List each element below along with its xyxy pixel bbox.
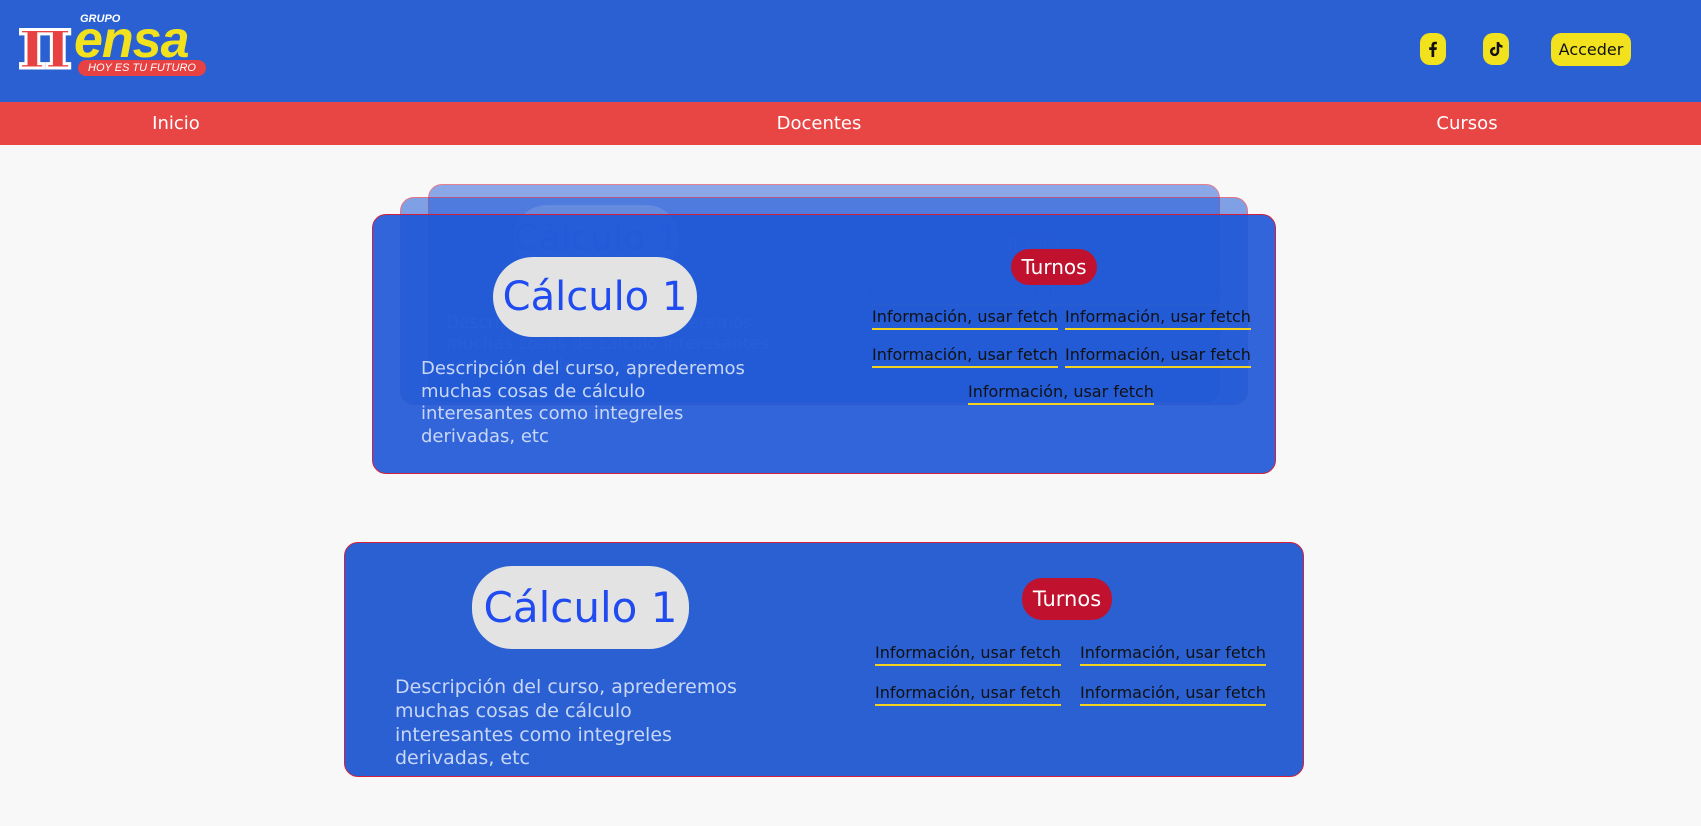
top-header: π ensa GRUPO HOY ES TU FUTURO Acceder — [0, 0, 1701, 102]
grupo-pi-ensa-logo[interactable]: π ensa GRUPO HOY ES TU FUTURO — [16, 5, 210, 82]
logo-slogan: HOY ES TU FUTURO — [78, 60, 206, 76]
login-button[interactable]: Acceder — [1551, 33, 1631, 66]
info-link[interactable]: Información, usar fetch — [872, 307, 1058, 330]
info-link[interactable]: Información, usar fetch — [875, 683, 1061, 706]
tiktok-icon — [1490, 42, 1503, 57]
nav-link-docentes[interactable]: Docentes — [759, 102, 879, 145]
turnos-badge[interactable]: Turnos — [1022, 578, 1112, 620]
logo-grupo-label: GRUPO — [80, 13, 121, 25]
facebook-link[interactable] — [1420, 33, 1446, 65]
tiktok-link[interactable] — [1483, 33, 1509, 65]
info-link[interactable]: Información, usar fetch — [875, 643, 1061, 666]
nav-link-cursos[interactable]: Cursos — [1417, 102, 1517, 145]
course-description: Descripción del curso, aprederemos mucha… — [421, 358, 745, 447]
course-title: Cálculo 1 — [493, 257, 697, 337]
course-card: Cálculo 1 Descripción del curso, apreder… — [344, 542, 1304, 777]
turnos-badge[interactable]: Turnos — [1011, 249, 1097, 285]
info-link[interactable]: Información, usar fetch — [1065, 345, 1251, 368]
course-description: Descripción del curso, aprederemos mucha… — [395, 676, 737, 770]
info-link[interactable]: Información, usar fetch — [1080, 683, 1266, 706]
info-link[interactable]: Información, usar fetch — [1065, 307, 1251, 330]
nav-link-inicio[interactable]: Inicio — [126, 102, 226, 145]
course-card: Cálculo 1 Descripción del curso, apreder… — [372, 214, 1276, 474]
info-link[interactable]: Información, usar fetch — [1080, 643, 1266, 666]
main-nav: Inicio Docentes Cursos — [0, 102, 1701, 145]
course-title: Cálculo 1 — [472, 566, 689, 649]
info-link[interactable]: Información, usar fetch — [968, 382, 1154, 405]
facebook-icon — [1429, 41, 1437, 57]
logo-pi-symbol: π — [16, 0, 73, 86]
info-link[interactable]: Información, usar fetch — [872, 345, 1058, 368]
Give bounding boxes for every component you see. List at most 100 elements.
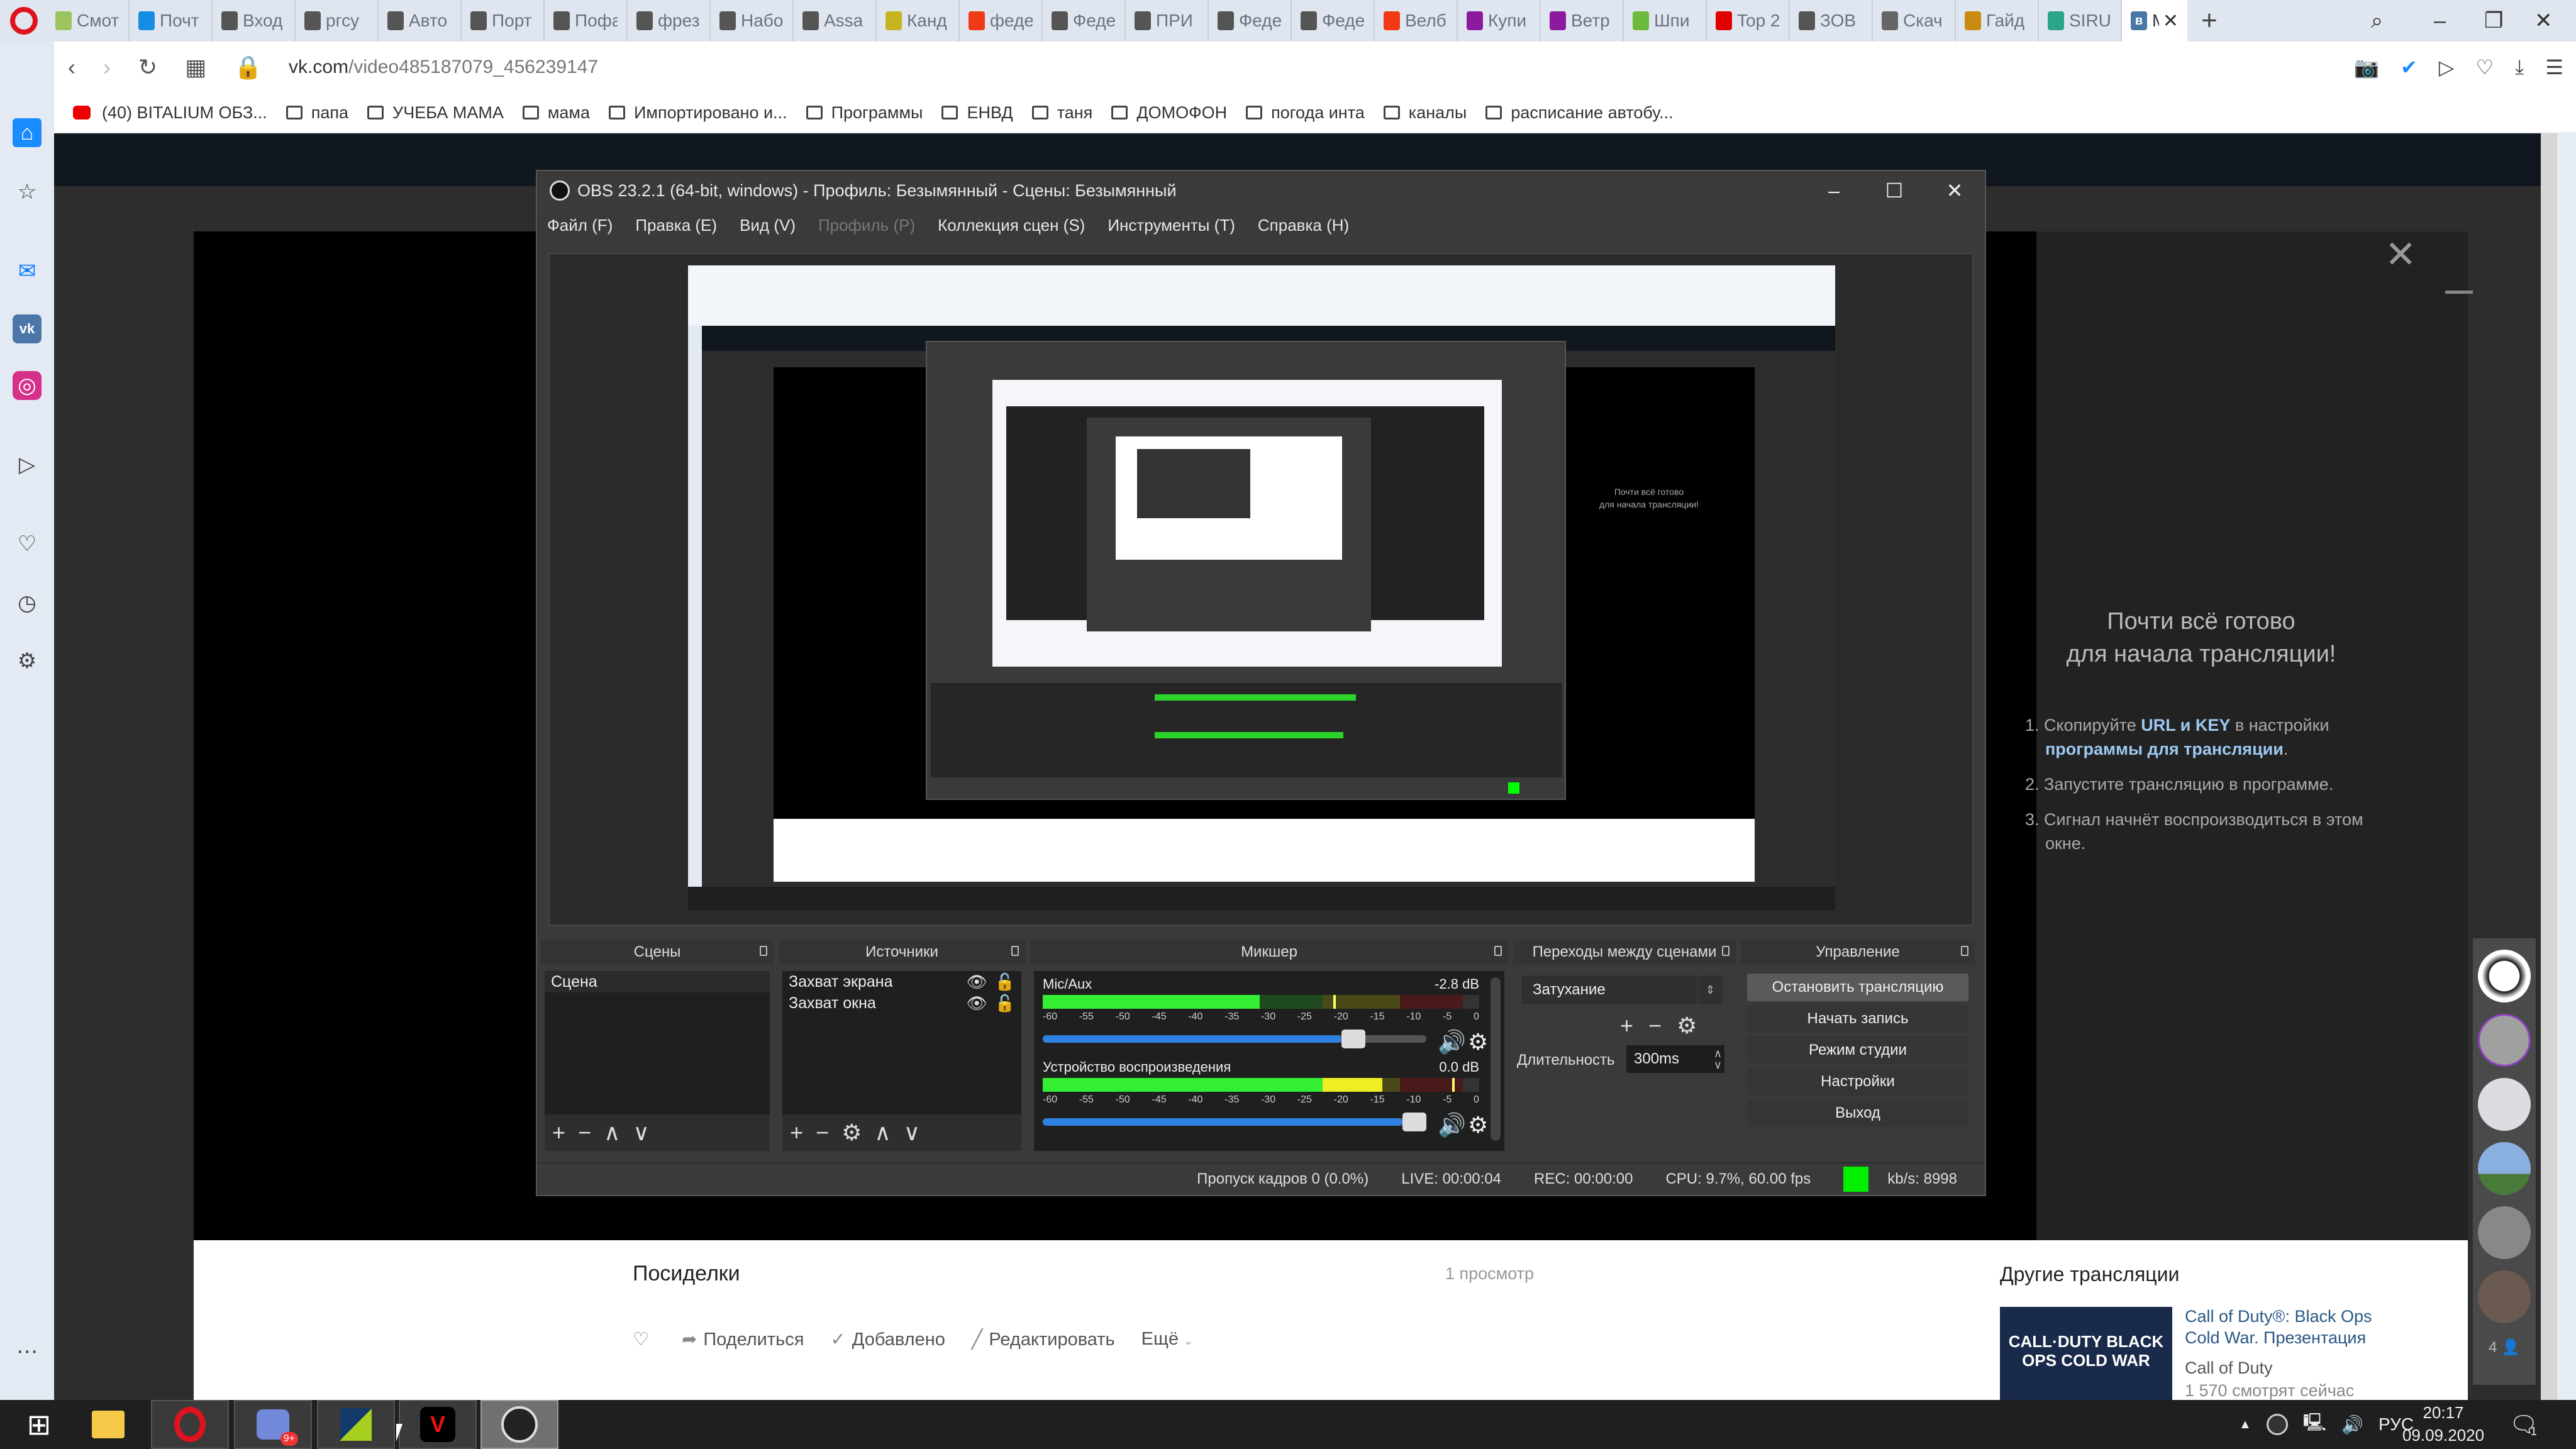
browser-tab[interactable]: Купи [1458, 0, 1541, 42]
page-scrollbar[interactable] [2541, 133, 2557, 1400]
browser-tab[interactable]: Авто [379, 0, 462, 42]
messenger-icon[interactable]: ✉ [13, 257, 42, 286]
more-dots-icon[interactable]: ⋯ [13, 1337, 42, 1366]
volume-slider[interactable] [1043, 1113, 1426, 1131]
tab-active-vk[interactable]: в М ✕ [2122, 0, 2187, 42]
browser-tab[interactable]: ЗОВ [1790, 0, 1873, 42]
browser-tab[interactable]: Феде [1292, 0, 1375, 42]
snapshot-icon[interactable]: 📷 [2354, 55, 2379, 79]
obs-minimize-button[interactable]: – [1804, 171, 1864, 210]
system-clock[interactable]: 20:17 09.09.2020 [2396, 1401, 2490, 1446]
obs-menu-item[interactable]: Коллекция сцен (S) [938, 216, 1085, 235]
browser-tab[interactable]: Шпи [1624, 0, 1707, 42]
browser-tab[interactable]: Феде [1043, 0, 1126, 42]
stop-streaming-button[interactable]: Остановить трансляцию [1747, 974, 1968, 1001]
bookmark-item[interactable]: мама [522, 103, 590, 123]
browser-tab[interactable]: Вход [213, 0, 296, 42]
obs-titlebar[interactable]: OBS 23.2.1 (64-bit, windows) - Профиль: … [537, 171, 1985, 210]
duration-spinbox[interactable]: 300ms ∧ ∨ [1626, 1045, 1724, 1073]
mixer-scrollbar[interactable] [1491, 977, 1501, 1141]
taskbar-discord[interactable]: 9+ [234, 1400, 312, 1449]
close-player-icon[interactable]: ✕ [2385, 233, 2416, 277]
network-icon[interactable]: 🖳 [2303, 1409, 2326, 1440]
taskbar-obs[interactable] [480, 1400, 558, 1449]
share-button[interactable]: ➦ Поделиться [682, 1328, 804, 1350]
taskbar-file-explorer[interactable] [69, 1400, 147, 1449]
viewer-avatar[interactable] [2478, 1206, 2531, 1259]
home-icon[interactable]: ⌂ [13, 118, 42, 147]
browser-tab[interactable]: Канд [877, 0, 960, 42]
browser-tab[interactable]: Набо [711, 0, 794, 42]
heart-bookmark-icon[interactable]: ♡ [2475, 55, 2494, 79]
browser-tab[interactable]: фрез [628, 0, 711, 42]
obs-close-button[interactable]: ✕ [1924, 171, 1985, 210]
close-window-button[interactable]: ✕ [2534, 0, 2553, 42]
bookmark-item[interactable]: каналы [1383, 103, 1467, 123]
browser-tab[interactable]: феде [960, 0, 1043, 42]
obs-preview-canvas[interactable]: Почти всё готово для начала трансляции! [688, 265, 1835, 911]
volume-slider[interactable] [1043, 1030, 1426, 1048]
download-icon[interactable]: ⤓ [2515, 55, 2524, 79]
move-source-down-button[interactable]: ∨ [904, 1119, 920, 1146]
send-icon[interactable]: ▷ [2439, 55, 2455, 79]
viewer-avatar[interactable] [2478, 1078, 2531, 1131]
undock-icon[interactable] [760, 946, 767, 956]
undock-icon[interactable] [1722, 946, 1729, 956]
vpn-shield-icon[interactable]: ✔ [2401, 55, 2418, 79]
url-field[interactable]: vk.com/video485187079_456239147 [289, 57, 598, 78]
browser-tab[interactable]: Top 2 [1707, 0, 1790, 42]
viewer-avatar[interactable] [2478, 950, 2531, 1002]
instagram-icon[interactable]: ◎ [13, 371, 42, 400]
move-source-up-button[interactable]: ∧ [874, 1119, 891, 1146]
start-recording-button[interactable]: Начать запись [1747, 1005, 1968, 1033]
show-hidden-icons[interactable]: ▲ [2239, 1418, 2251, 1432]
obs-menu-item[interactable]: Инструменты (T) [1108, 216, 1235, 235]
settings-gear-icon[interactable]: ⚙ [13, 647, 42, 675]
taskbar-vegas[interactable]: V [399, 1400, 477, 1449]
restore-button[interactable]: ❐ [2484, 0, 2503, 42]
viewer-avatar[interactable] [2478, 1014, 2531, 1067]
bookmark-item[interactable]: погода инта [1246, 103, 1365, 123]
flow-send-icon[interactable]: ▷ [13, 450, 42, 479]
history-clock-icon[interactable]: ◷ [13, 589, 42, 618]
browser-tab[interactable]: Скач [1873, 0, 1956, 42]
exit-button[interactable]: Выход [1747, 1099, 1968, 1127]
channel-settings-gear-icon[interactable]: ⚙ [1468, 1029, 1488, 1055]
speed-dial-icon[interactable]: ▦ [185, 54, 206, 80]
source-item[interactable]: Захват окна 👁 🔓 [782, 992, 1021, 1014]
move-scene-down-button[interactable]: ∨ [633, 1119, 649, 1146]
speaker-mute-icon[interactable]: 🔊 [1438, 1029, 1466, 1055]
forward-icon[interactable]: › [103, 54, 111, 80]
browser-tab[interactable]: Почт [130, 0, 213, 42]
undock-icon[interactable] [1494, 946, 1502, 956]
like-button[interactable]: ♡ [633, 1328, 655, 1350]
url-key-link[interactable]: URL и KEY [2141, 716, 2230, 735]
heart-icon[interactable]: ♡ [13, 530, 42, 558]
bookmark-item[interactable]: папа [286, 103, 348, 123]
browser-tab[interactable]: SIRU [2039, 0, 2122, 42]
channel-settings-gear-icon[interactable]: ⚙ [1468, 1112, 1488, 1138]
remove-transition-button[interactable]: − [1648, 1013, 1662, 1039]
action-center-button[interactable]: 🗨 1 [2509, 1400, 2538, 1449]
bookmark-item[interactable]: ЕНВД [941, 103, 1013, 123]
remove-scene-button[interactable]: − [578, 1119, 591, 1146]
bookmark-item[interactable]: ДОМОФОН [1111, 103, 1227, 123]
edit-button[interactable]: ╱ Редактировать [972, 1328, 1115, 1350]
bookmark-item[interactable]: расписание автобу... [1485, 103, 1674, 123]
undock-icon[interactable] [1961, 946, 1968, 956]
browser-tab[interactable]: ргсу [296, 0, 379, 42]
browser-tab[interactable]: Ветр [1541, 0, 1624, 42]
studio-mode-button[interactable]: Режим студии [1747, 1036, 1968, 1064]
taskbar-app[interactable] [317, 1400, 395, 1449]
stream-thumbnail[interactable]: CALL·DUTY BLACK OPS COLD WAR [2000, 1307, 2172, 1400]
obs-menu-item[interactable]: Правка (E) [635, 216, 717, 235]
minimize-player-icon[interactable] [2445, 291, 2473, 294]
viewer-avatar[interactable] [2478, 1142, 2531, 1195]
bookmark-item[interactable]: (40) BITALIUM ОБЗ... [73, 103, 267, 123]
add-scene-button[interactable]: + [552, 1119, 565, 1146]
bookmark-item[interactable]: таня [1031, 103, 1092, 123]
add-transition-button[interactable]: + [1620, 1013, 1633, 1039]
search-tabs-icon[interactable]: ⌕ [2371, 0, 2383, 42]
visibility-eye-icon[interactable]: 👁 [967, 994, 987, 1013]
vk-sidebar-icon[interactable]: vk [13, 314, 42, 343]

---------------

Show every line of the rows above that contains the string "menu".

(OUTPUT FOR THIS EXERCISE):
obs-menu-item[interactable]: Коллекция сцен (S) [938, 216, 1085, 235]
obs-menu-item[interactable]: Инструменты (T) [1108, 216, 1235, 235]
obs-menu-item[interactable]: Правка (E) [635, 216, 717, 235]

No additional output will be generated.